> _TO DO_
Set down each line of the data below exactly as it stands, dropping the pictures.

> _INFORMATION PROVIDED_
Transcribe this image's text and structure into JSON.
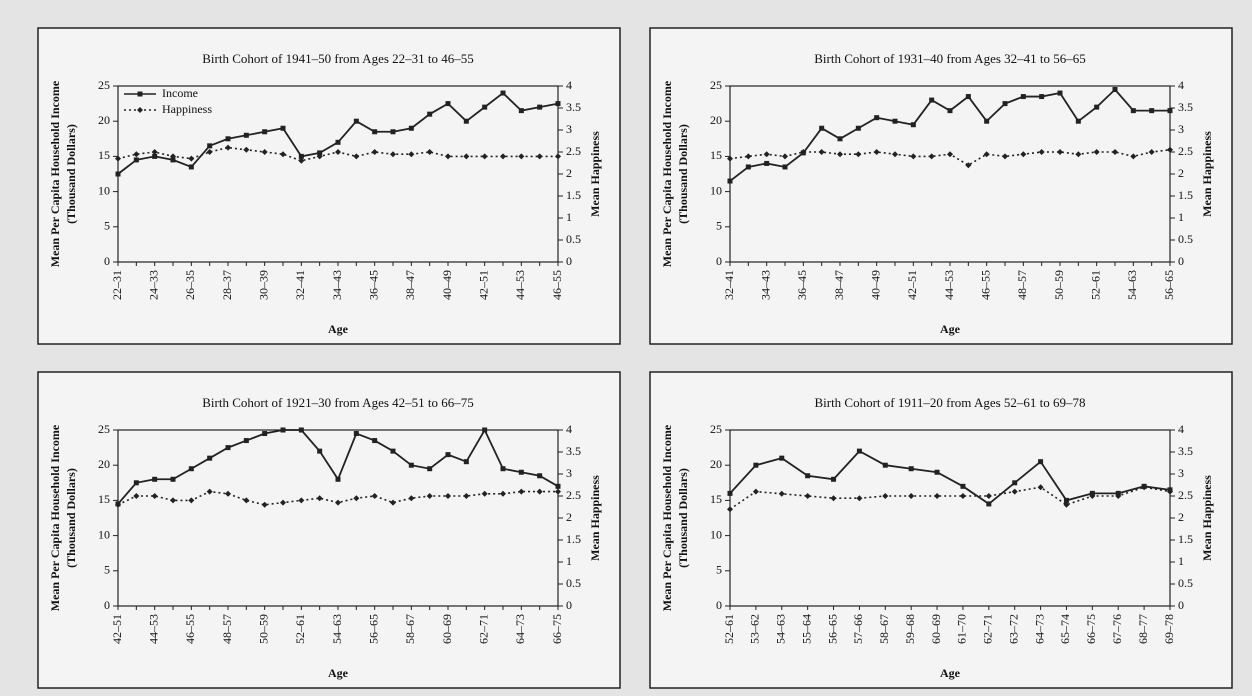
{
  "chart_data": [
    {
      "type": "line",
      "title": "Birth Cohort of 1941–50 from Ages 22–31 to 46–55",
      "xlabel": "Age",
      "ylabel": [
        "Mean Per Capita Household Income",
        "(Thousand Dollars)"
      ],
      "y2label": "Mean Happiness",
      "categories": [
        "22–31",
        null,
        "24–33",
        null,
        "26–35",
        null,
        "28–37",
        null,
        "30–39",
        null,
        "32–41",
        null,
        "34–43",
        null,
        "36–45",
        null,
        "38–47",
        null,
        "40–49",
        null,
        "42–51",
        null,
        "44–53",
        null,
        "46–55"
      ],
      "series": [
        {
          "name": "Income",
          "color": "#222222",
          "values": [
            12.5,
            14.5,
            15,
            14.5,
            13.5,
            16.5,
            17.5,
            18,
            18.5,
            19,
            15,
            15.5,
            17,
            20,
            18.5,
            18.5,
            19,
            21,
            22.5,
            20,
            22,
            24,
            21.5,
            22,
            22.5
          ]
        },
        {
          "name": "Happiness",
          "color": "#222222",
          "axis": "y2",
          "values": [
            2.35,
            2.45,
            2.5,
            2.4,
            2.35,
            2.5,
            2.6,
            2.55,
            2.5,
            2.45,
            2.3,
            2.4,
            2.5,
            2.4,
            2.5,
            2.45,
            2.45,
            2.5,
            2.4,
            2.4,
            2.4,
            2.4,
            2.4,
            2.4,
            2.4
          ]
        }
      ],
      "ylim": [
        0,
        25
      ],
      "yticks": [
        0,
        5,
        10,
        15,
        20,
        25
      ],
      "y2lim": [
        0,
        4
      ],
      "y2ticks": [
        0,
        0.5,
        1,
        1.5,
        2,
        2.5,
        3,
        3.5,
        4
      ],
      "legend": "upper left"
    },
    {
      "type": "line",
      "title": "Birth Cohort of 1931–40 from Ages 32–41 to 56–65",
      "xlabel": "Age",
      "ylabel": [
        "Mean Per Capita Household Income",
        "(Thousand Dollars)"
      ],
      "y2label": "Mean Happiness",
      "categories": [
        "32–41",
        null,
        "34–43",
        null,
        "36–45",
        null,
        "38–47",
        null,
        "40–49",
        null,
        "42–51",
        null,
        "44–53",
        null,
        "46–55",
        null,
        "48–57",
        null,
        "50–59",
        null,
        "52–61",
        null,
        "54–63",
        null,
        "56–65"
      ],
      "series": [
        {
          "color": "#222222",
          "values": [
            11.5,
            13.5,
            14,
            13.5,
            15.5,
            19,
            17.5,
            19,
            20.5,
            20,
            19.5,
            23,
            21.5,
            23.5,
            20,
            22.5,
            23.5,
            23.5,
            24,
            20,
            22,
            24.5,
            21.5,
            21.5,
            21.5
          ]
        },
        {
          "color": "#222222",
          "axis": "y2",
          "values": [
            2.35,
            2.4,
            2.45,
            2.4,
            2.5,
            2.5,
            2.45,
            2.45,
            2.5,
            2.45,
            2.4,
            2.4,
            2.45,
            2.2,
            2.45,
            2.4,
            2.45,
            2.5,
            2.5,
            2.45,
            2.5,
            2.5,
            2.4,
            2.5,
            2.55
          ]
        }
      ],
      "ylim": [
        0,
        25
      ],
      "yticks": [
        0,
        5,
        10,
        15,
        20,
        25
      ],
      "y2lim": [
        0,
        4
      ],
      "y2ticks": [
        0,
        0.5,
        1,
        1.5,
        2,
        2.5,
        3,
        3.5,
        4
      ]
    },
    {
      "type": "line",
      "title": "Birth Cohort of 1921–30 from Ages 42–51 to 66–75",
      "xlabel": "Age",
      "ylabel": [
        "Mean Per Capita Household Income",
        "(Thousand Dollars)"
      ],
      "y2label": "Mean Happiness",
      "categories": [
        "42–51",
        null,
        "44–53",
        null,
        "46–55",
        null,
        "48–57",
        null,
        "50–59",
        null,
        "52–61",
        null,
        "54–63",
        null,
        "56–65",
        null,
        "58–67",
        null,
        "60–69",
        null,
        "62–71",
        null,
        "64–73",
        null,
        "66–75"
      ],
      "series": [
        {
          "color": "#222222",
          "values": [
            14.5,
            17.5,
            18,
            18,
            19.5,
            21,
            22.5,
            23.5,
            24.5,
            25,
            25,
            22,
            18,
            24.5,
            23.5,
            22,
            20,
            19.5,
            21.5,
            20.5,
            25,
            19.5,
            19,
            18.5,
            17
          ]
        },
        {
          "color": "#222222",
          "axis": "y2",
          "values": [
            2.3,
            2.5,
            2.5,
            2.4,
            2.4,
            2.6,
            2.55,
            2.4,
            2.3,
            2.35,
            2.4,
            2.45,
            2.35,
            2.45,
            2.5,
            2.35,
            2.45,
            2.5,
            2.5,
            2.5,
            2.55,
            2.55,
            2.6,
            2.6,
            2.6
          ]
        }
      ],
      "ylim": [
        0,
        25
      ],
      "yticks": [
        0,
        5,
        10,
        15,
        20,
        25
      ],
      "y2lim": [
        0,
        4
      ],
      "y2ticks": [
        0,
        0.5,
        1,
        1.5,
        2,
        2.5,
        3,
        3.5,
        4
      ]
    },
    {
      "type": "line",
      "title": "Birth Cohort of 1911–20 from Ages 52–61 to 69–78",
      "xlabel": "Age",
      "ylabel": [
        "Mean Per Capita Household Income",
        "(Thousand Dollars)"
      ],
      "y2label": "Mean Happiness",
      "categories": [
        "52–61",
        "53–62",
        "54–63",
        "55–64",
        "56–65",
        "57–66",
        "58–67",
        "59–68",
        "60–69",
        "61–70",
        "62–71",
        "63–72",
        "64–73",
        "65–74",
        "66–75",
        "67–76",
        "68–77",
        "69–78"
      ],
      "series": [
        {
          "color": "#222222",
          "values": [
            16,
            20,
            21,
            18.5,
            18,
            22,
            20,
            19.5,
            19,
            17,
            14.5,
            17.5,
            20.5,
            15,
            16,
            16,
            17,
            16.5
          ]
        },
        {
          "color": "#222222",
          "axis": "y2",
          "values": [
            2.2,
            2.6,
            2.55,
            2.5,
            2.45,
            2.45,
            2.5,
            2.5,
            2.5,
            2.5,
            2.5,
            2.6,
            2.7,
            2.3,
            2.5,
            2.5,
            2.7,
            2.6
          ]
        }
      ],
      "ylim": [
        0,
        25
      ],
      "yticks": [
        0,
        5,
        10,
        15,
        20,
        25
      ],
      "y2lim": [
        0,
        4
      ],
      "y2ticks": [
        0,
        0.5,
        1,
        1.5,
        2,
        2.5,
        3,
        3.5,
        4
      ]
    }
  ]
}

> _CORRECT RESPONSE_
Transcribe this image's text and structure into JSON.
{
  "chart_data": [
    {
      "type": "line",
      "title": "Birth Cohort of 1941–50 from Ages 22–31 to 46–55",
      "xlabel": "Age",
      "ylabel": [
        "Mean Per Capita Household Income",
        "(Thousand Dollars)"
      ],
      "y2label": "Mean Happiness",
      "categories": [
        "22–31",
        null,
        "24–33",
        null,
        "26–35",
        null,
        "28–37",
        null,
        "30–39",
        null,
        "32–41",
        null,
        "34–43",
        null,
        "36–45",
        null,
        "38–47",
        null,
        "40–49",
        null,
        "42–51",
        null,
        "44–53",
        null,
        "46–55"
      ],
      "series": [
        {
          "name": "Income",
          "color": "#222222",
          "values": [
            12.5,
            14.5,
            15,
            14.5,
            13.5,
            16.5,
            17.5,
            18,
            18.5,
            19,
            15,
            15.5,
            17,
            20,
            18.5,
            18.5,
            19,
            21,
            22.5,
            20,
            22,
            24,
            21.5,
            22,
            22.5
          ]
        },
        {
          "name": "Happiness",
          "color": "#222222",
          "axis": "y2",
          "values": [
            2.35,
            2.45,
            2.5,
            2.4,
            2.35,
            2.5,
            2.6,
            2.55,
            2.5,
            2.45,
            2.3,
            2.4,
            2.5,
            2.4,
            2.5,
            2.45,
            2.45,
            2.5,
            2.4,
            2.4,
            2.4,
            2.4,
            2.4,
            2.4,
            2.4
          ]
        }
      ],
      "ylim": [
        0,
        25
      ],
      "yticks": [
        0,
        5,
        10,
        15,
        20,
        25
      ],
      "y2lim": [
        0,
        4
      ],
      "y2ticks": [
        0,
        0.5,
        1,
        1.5,
        2,
        2.5,
        3,
        3.5,
        4
      ],
      "legend": "upper left"
    },
    {
      "type": "line",
      "title": "Birth Cohort of 1931–40 from Ages 32–41 to 56–65",
      "xlabel": "Age",
      "ylabel": [
        "Mean Per Capita Household Income",
        "(Thousand Dollars)"
      ],
      "y2label": "Mean Happiness",
      "categories": [
        "32–41",
        null,
        "34–43",
        null,
        "36–45",
        null,
        "38–47",
        null,
        "40–49",
        null,
        "42–51",
        null,
        "44–53",
        null,
        "46–55",
        null,
        "48–57",
        null,
        "50–59",
        null,
        "52–61",
        null,
        "54–63",
        null,
        "56–65"
      ],
      "series": [
        {
          "color": "#222222",
          "values": [
            11.5,
            13.5,
            14,
            13.5,
            15.5,
            19,
            17.5,
            19,
            20.5,
            20,
            19.5,
            23,
            21.5,
            23.5,
            20,
            22.5,
            23.5,
            23.5,
            24,
            20,
            22,
            24.5,
            21.5,
            21.5,
            21.5
          ]
        },
        {
          "color": "#222222",
          "axis": "y2",
          "values": [
            2.35,
            2.4,
            2.45,
            2.4,
            2.5,
            2.5,
            2.45,
            2.45,
            2.5,
            2.45,
            2.4,
            2.4,
            2.45,
            2.2,
            2.45,
            2.4,
            2.45,
            2.5,
            2.5,
            2.45,
            2.5,
            2.5,
            2.4,
            2.5,
            2.55
          ]
        }
      ],
      "ylim": [
        0,
        25
      ],
      "yticks": [
        0,
        5,
        10,
        15,
        20,
        25
      ],
      "y2lim": [
        0,
        4
      ],
      "y2ticks": [
        0,
        0.5,
        1,
        1.5,
        2,
        2.5,
        3,
        3.5,
        4
      ]
    },
    {
      "type": "line",
      "title": "Birth Cohort of 1921–30 from Ages 42–51 to 66–75",
      "xlabel": "Age",
      "ylabel": [
        "Mean Per Capita Household Income",
        "(Thousand Dollars)"
      ],
      "y2label": "Mean Happiness",
      "categories": [
        "42–51",
        null,
        "44–53",
        null,
        "46–55",
        null,
        "48–57",
        null,
        "50–59",
        null,
        "52–61",
        null,
        "54–63",
        null,
        "56–65",
        null,
        "58–67",
        null,
        "60–69",
        null,
        "62–71",
        null,
        "64–73",
        null,
        "66–75"
      ],
      "series": [
        {
          "color": "#222222",
          "values": [
            14.5,
            17.5,
            18,
            18,
            19.5,
            21,
            22.5,
            23.5,
            24.5,
            25,
            25,
            22,
            18,
            24.5,
            23.5,
            22,
            20,
            19.5,
            21.5,
            20.5,
            25,
            19.5,
            19,
            18.5,
            17
          ]
        },
        {
          "color": "#222222",
          "axis": "y2",
          "values": [
            2.3,
            2.5,
            2.5,
            2.4,
            2.4,
            2.6,
            2.55,
            2.4,
            2.3,
            2.35,
            2.4,
            2.45,
            2.35,
            2.45,
            2.5,
            2.35,
            2.45,
            2.5,
            2.5,
            2.5,
            2.55,
            2.55,
            2.6,
            2.6,
            2.6
          ]
        }
      ],
      "ylim": [
        0,
        25
      ],
      "yticks": [
        0,
        5,
        10,
        15,
        20,
        25
      ],
      "y2lim": [
        0,
        4
      ],
      "y2ticks": [
        0,
        0.5,
        1,
        1.5,
        2,
        2.5,
        3,
        3.5,
        4
      ]
    },
    {
      "type": "line",
      "title": "Birth Cohort of 1911–20 from Ages 52–61 to 69–78",
      "xlabel": "Age",
      "ylabel": [
        "Mean Per Capita Household Income",
        "(Thousand Dollars)"
      ],
      "y2label": "Mean Happiness",
      "categories": [
        "52–61",
        "53–62",
        "54–63",
        "55–64",
        "56–65",
        "57–66",
        "58–67",
        "59–68",
        "60–69",
        "61–70",
        "62–71",
        "63–72",
        "64–73",
        "65–74",
        "66–75",
        "67–76",
        "68–77",
        "69–78"
      ],
      "series": [
        {
          "color": "#222222",
          "values": [
            16,
            20,
            21,
            18.5,
            18,
            22,
            20,
            19.5,
            19,
            17,
            14.5,
            17.5,
            20.5,
            15,
            16,
            16,
            17,
            16.5
          ]
        },
        {
          "color": "#222222",
          "axis": "y2",
          "values": [
            2.2,
            2.6,
            2.55,
            2.5,
            2.45,
            2.45,
            2.5,
            2.5,
            2.5,
            2.5,
            2.5,
            2.6,
            2.7,
            2.3,
            2.5,
            2.5,
            2.7,
            2.6
          ]
        }
      ],
      "ylim": [
        0,
        25
      ],
      "yticks": [
        0,
        5,
        10,
        15,
        20,
        25
      ],
      "y2lim": [
        0,
        4
      ],
      "y2ticks": [
        0,
        0.5,
        1,
        1.5,
        2,
        2.5,
        3,
        3.5,
        4
      ]
    }
  ]
}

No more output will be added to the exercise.